▸ Aim: What is the count of lines in the listing below that hold the string "this"? Reply with that number alone.

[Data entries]

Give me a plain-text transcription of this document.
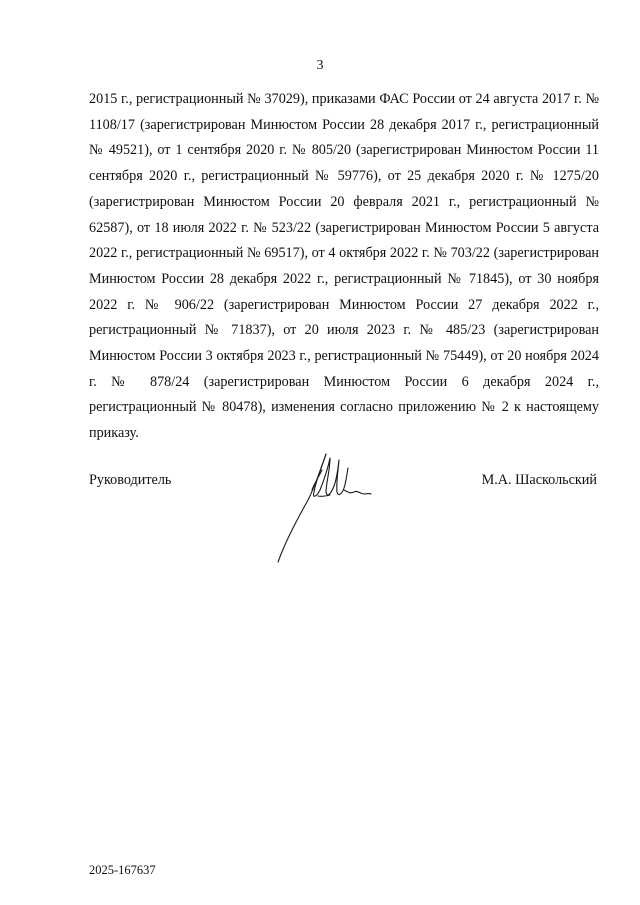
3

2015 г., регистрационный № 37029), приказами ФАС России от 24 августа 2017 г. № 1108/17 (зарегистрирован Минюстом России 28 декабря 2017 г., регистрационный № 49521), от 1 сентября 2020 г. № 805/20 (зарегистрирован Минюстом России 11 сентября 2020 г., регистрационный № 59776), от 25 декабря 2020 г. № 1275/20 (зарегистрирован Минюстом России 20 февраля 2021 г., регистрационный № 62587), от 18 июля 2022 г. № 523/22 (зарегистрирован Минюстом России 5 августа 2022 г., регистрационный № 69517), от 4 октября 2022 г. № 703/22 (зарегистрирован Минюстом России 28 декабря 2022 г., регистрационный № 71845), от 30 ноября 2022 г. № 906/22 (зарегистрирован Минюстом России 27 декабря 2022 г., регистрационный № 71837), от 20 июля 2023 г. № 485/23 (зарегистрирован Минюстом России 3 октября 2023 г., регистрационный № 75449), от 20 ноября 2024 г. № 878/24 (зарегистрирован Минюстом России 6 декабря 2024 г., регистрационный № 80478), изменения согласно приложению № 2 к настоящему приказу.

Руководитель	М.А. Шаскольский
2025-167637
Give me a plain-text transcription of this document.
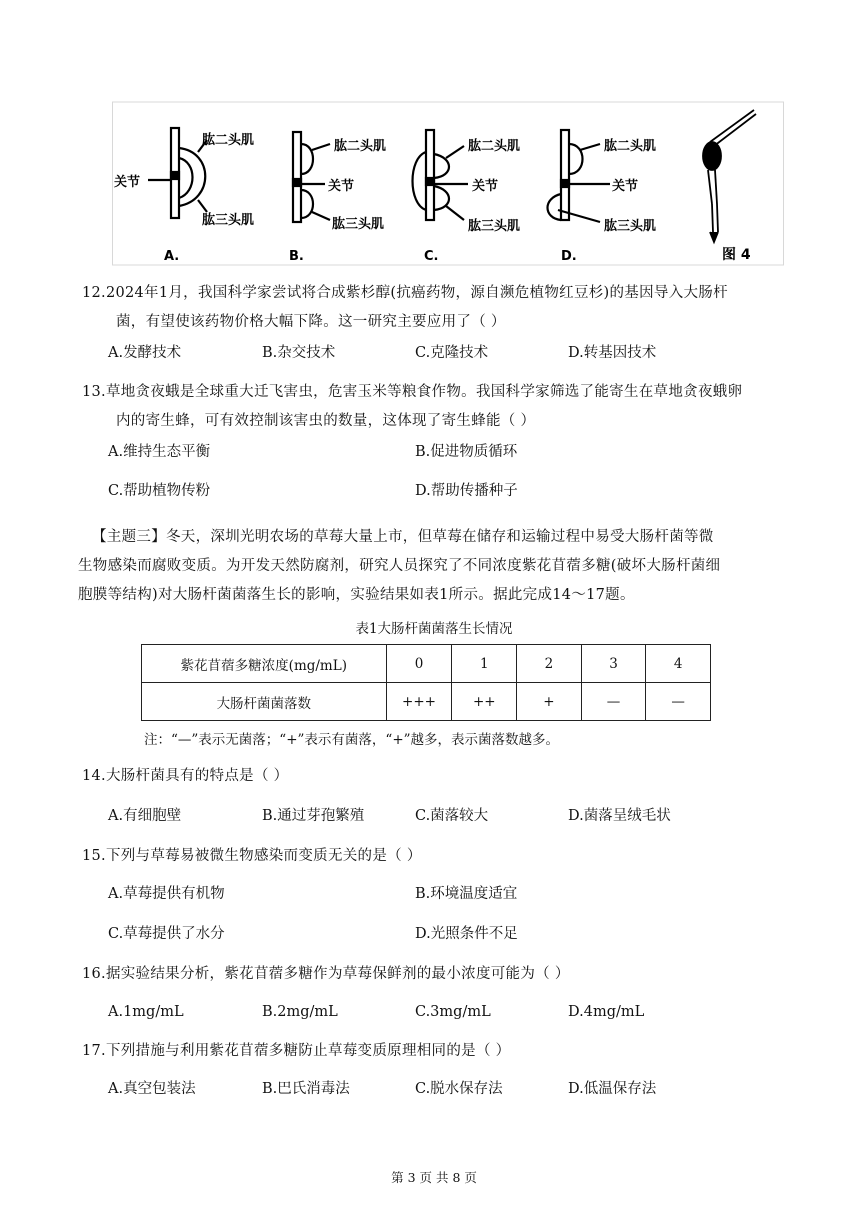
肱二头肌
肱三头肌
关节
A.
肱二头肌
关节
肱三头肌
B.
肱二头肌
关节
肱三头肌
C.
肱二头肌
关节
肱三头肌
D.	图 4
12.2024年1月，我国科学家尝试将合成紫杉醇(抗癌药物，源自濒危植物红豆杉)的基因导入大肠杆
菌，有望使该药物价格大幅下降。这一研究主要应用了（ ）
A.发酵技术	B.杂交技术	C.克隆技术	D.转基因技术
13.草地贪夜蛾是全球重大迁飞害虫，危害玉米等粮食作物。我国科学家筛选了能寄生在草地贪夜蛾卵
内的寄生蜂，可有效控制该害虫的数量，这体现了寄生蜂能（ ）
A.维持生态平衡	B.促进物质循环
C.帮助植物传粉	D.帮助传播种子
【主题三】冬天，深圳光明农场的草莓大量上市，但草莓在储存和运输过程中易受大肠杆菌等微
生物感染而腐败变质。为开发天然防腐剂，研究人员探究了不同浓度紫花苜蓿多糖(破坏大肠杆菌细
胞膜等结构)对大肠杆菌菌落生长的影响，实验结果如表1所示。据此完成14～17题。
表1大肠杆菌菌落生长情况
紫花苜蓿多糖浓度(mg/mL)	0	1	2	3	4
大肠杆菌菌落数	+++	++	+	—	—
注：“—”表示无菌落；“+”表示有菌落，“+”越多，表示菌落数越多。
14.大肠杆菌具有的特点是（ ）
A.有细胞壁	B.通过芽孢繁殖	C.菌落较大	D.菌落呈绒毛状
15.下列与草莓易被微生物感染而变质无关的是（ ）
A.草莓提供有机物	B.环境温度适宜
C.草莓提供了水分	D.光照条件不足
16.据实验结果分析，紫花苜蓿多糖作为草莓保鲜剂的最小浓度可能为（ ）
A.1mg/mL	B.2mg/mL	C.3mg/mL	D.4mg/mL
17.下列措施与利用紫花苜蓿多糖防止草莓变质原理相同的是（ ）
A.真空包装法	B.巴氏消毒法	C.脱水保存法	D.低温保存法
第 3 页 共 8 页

---

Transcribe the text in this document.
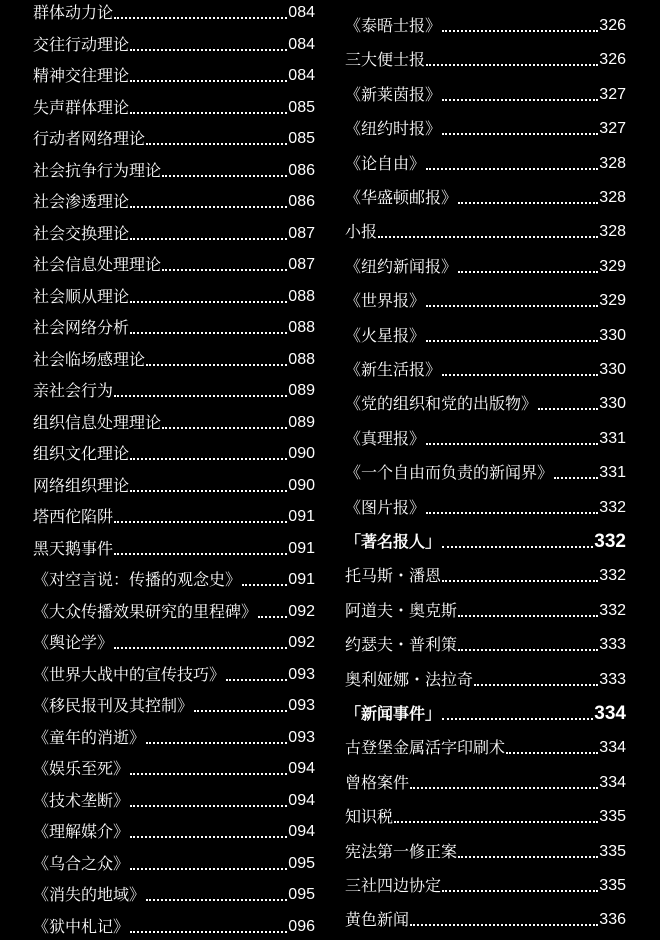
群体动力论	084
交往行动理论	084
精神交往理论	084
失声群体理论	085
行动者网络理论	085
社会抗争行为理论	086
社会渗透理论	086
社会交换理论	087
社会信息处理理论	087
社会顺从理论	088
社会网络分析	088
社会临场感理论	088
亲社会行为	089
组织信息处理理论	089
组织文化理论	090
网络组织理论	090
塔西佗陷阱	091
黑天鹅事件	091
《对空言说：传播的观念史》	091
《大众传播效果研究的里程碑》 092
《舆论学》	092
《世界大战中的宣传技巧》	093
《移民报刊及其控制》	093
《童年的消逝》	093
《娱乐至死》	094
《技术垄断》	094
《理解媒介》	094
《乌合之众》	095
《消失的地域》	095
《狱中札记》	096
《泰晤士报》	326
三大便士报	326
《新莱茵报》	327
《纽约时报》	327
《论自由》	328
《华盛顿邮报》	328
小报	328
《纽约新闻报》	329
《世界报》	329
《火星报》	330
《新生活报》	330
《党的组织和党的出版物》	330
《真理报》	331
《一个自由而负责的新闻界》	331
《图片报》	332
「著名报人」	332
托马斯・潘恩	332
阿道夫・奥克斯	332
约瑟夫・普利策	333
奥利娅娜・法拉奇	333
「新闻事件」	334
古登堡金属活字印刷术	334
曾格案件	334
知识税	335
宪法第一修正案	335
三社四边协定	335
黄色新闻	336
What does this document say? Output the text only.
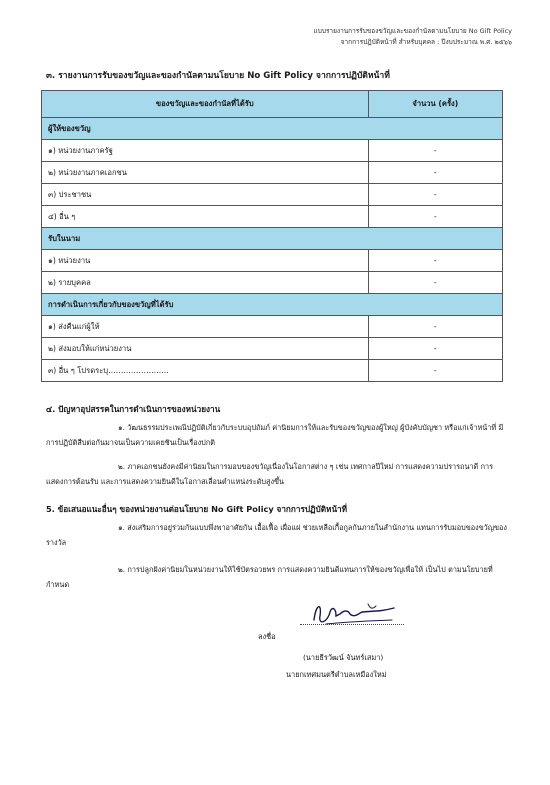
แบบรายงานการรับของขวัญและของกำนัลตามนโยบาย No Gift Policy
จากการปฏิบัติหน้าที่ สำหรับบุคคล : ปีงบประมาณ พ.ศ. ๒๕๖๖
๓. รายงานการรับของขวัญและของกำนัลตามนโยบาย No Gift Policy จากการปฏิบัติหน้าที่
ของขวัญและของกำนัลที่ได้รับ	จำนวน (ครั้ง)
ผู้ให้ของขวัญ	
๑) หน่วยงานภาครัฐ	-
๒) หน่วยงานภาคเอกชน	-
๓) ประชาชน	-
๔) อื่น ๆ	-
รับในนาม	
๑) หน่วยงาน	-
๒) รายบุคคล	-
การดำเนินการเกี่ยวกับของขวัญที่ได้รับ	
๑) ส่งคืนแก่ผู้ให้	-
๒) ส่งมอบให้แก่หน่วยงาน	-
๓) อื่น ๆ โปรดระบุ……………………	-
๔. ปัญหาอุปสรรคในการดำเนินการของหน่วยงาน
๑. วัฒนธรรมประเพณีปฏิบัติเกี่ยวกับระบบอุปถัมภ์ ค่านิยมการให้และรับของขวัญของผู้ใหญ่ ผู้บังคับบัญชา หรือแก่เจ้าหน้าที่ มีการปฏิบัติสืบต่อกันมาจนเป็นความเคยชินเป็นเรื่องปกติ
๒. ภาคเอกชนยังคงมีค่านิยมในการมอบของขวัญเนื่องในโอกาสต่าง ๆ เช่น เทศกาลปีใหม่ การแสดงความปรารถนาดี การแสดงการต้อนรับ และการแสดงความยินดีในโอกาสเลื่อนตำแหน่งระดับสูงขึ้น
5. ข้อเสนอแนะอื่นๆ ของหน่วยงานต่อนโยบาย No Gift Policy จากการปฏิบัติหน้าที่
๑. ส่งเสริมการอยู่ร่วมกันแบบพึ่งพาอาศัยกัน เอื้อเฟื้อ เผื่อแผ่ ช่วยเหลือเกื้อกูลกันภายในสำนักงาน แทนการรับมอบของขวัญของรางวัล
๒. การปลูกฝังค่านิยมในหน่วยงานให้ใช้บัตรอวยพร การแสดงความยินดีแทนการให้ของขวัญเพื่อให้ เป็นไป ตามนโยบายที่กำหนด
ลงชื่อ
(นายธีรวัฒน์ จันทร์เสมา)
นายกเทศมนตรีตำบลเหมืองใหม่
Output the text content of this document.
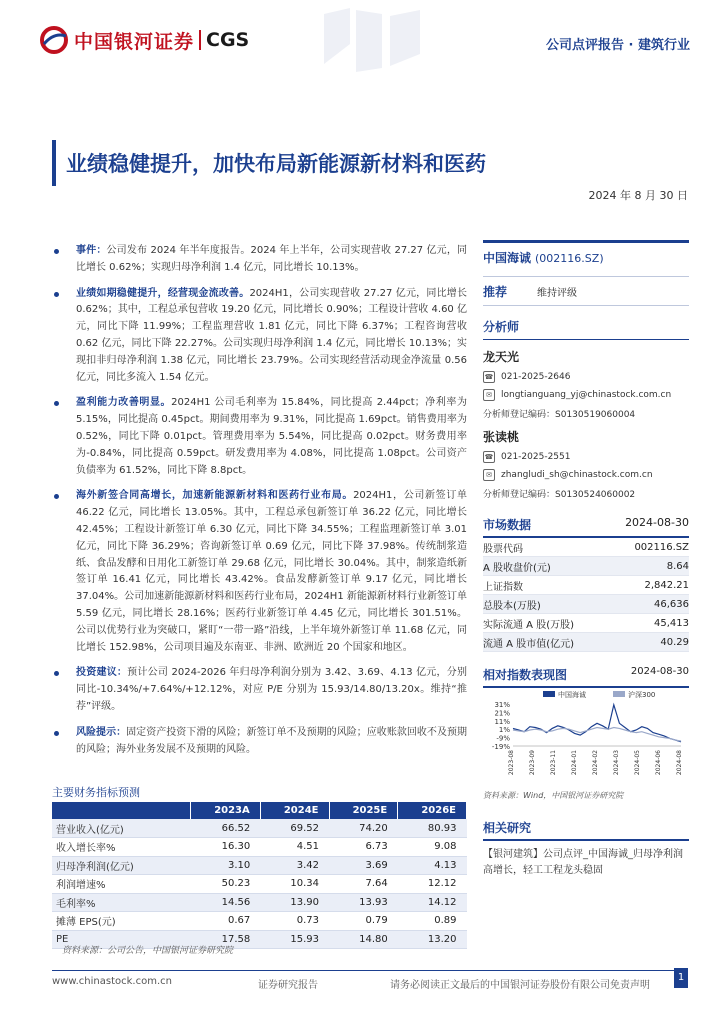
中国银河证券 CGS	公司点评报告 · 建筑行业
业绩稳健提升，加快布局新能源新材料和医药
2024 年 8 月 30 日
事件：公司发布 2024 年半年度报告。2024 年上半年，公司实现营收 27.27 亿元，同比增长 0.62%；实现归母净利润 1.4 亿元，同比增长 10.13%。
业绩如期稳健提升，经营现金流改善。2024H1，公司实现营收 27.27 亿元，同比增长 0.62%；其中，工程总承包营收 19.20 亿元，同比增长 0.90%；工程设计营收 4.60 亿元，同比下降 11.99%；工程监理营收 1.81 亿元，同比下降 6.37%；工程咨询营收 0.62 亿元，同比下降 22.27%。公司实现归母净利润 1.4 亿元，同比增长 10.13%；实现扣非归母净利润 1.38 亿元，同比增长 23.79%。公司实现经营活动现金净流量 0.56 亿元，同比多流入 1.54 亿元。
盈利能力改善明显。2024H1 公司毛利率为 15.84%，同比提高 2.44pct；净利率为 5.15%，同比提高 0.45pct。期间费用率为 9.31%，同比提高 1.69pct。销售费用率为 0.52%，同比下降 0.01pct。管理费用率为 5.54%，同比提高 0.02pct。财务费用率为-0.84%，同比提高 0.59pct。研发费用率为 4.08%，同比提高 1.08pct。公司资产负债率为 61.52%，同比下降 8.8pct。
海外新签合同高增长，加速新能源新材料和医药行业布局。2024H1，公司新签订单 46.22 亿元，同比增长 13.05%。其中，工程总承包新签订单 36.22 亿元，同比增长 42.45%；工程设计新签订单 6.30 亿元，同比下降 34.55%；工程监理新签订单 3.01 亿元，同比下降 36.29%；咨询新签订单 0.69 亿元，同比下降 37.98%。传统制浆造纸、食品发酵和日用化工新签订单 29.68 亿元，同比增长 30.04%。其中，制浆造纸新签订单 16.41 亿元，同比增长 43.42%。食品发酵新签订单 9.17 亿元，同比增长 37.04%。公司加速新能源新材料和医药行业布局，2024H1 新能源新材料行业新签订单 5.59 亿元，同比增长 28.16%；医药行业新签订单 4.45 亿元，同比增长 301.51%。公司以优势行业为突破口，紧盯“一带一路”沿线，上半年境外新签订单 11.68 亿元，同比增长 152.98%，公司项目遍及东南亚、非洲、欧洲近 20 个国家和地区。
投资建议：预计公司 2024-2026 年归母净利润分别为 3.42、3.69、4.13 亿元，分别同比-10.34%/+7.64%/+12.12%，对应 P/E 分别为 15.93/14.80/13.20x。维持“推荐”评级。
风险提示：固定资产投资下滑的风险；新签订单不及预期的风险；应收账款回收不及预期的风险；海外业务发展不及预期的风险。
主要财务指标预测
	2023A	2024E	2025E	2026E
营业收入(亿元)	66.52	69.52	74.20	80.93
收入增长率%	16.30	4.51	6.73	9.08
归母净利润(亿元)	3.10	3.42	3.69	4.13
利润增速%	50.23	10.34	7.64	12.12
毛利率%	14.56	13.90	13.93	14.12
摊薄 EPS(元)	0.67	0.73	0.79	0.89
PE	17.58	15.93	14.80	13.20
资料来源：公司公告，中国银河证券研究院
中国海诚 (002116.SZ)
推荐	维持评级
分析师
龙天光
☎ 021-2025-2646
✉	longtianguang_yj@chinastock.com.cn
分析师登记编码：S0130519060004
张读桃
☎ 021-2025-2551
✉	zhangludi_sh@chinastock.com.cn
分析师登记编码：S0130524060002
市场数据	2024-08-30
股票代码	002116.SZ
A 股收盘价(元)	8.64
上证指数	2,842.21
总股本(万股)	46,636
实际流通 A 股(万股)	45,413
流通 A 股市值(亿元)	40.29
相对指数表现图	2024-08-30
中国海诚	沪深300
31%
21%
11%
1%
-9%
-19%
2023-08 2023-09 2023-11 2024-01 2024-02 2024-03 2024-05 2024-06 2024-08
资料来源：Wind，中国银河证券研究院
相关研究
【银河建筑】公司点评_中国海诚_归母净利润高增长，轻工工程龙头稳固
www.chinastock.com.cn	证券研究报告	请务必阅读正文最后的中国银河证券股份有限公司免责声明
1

▸ Written answer: 5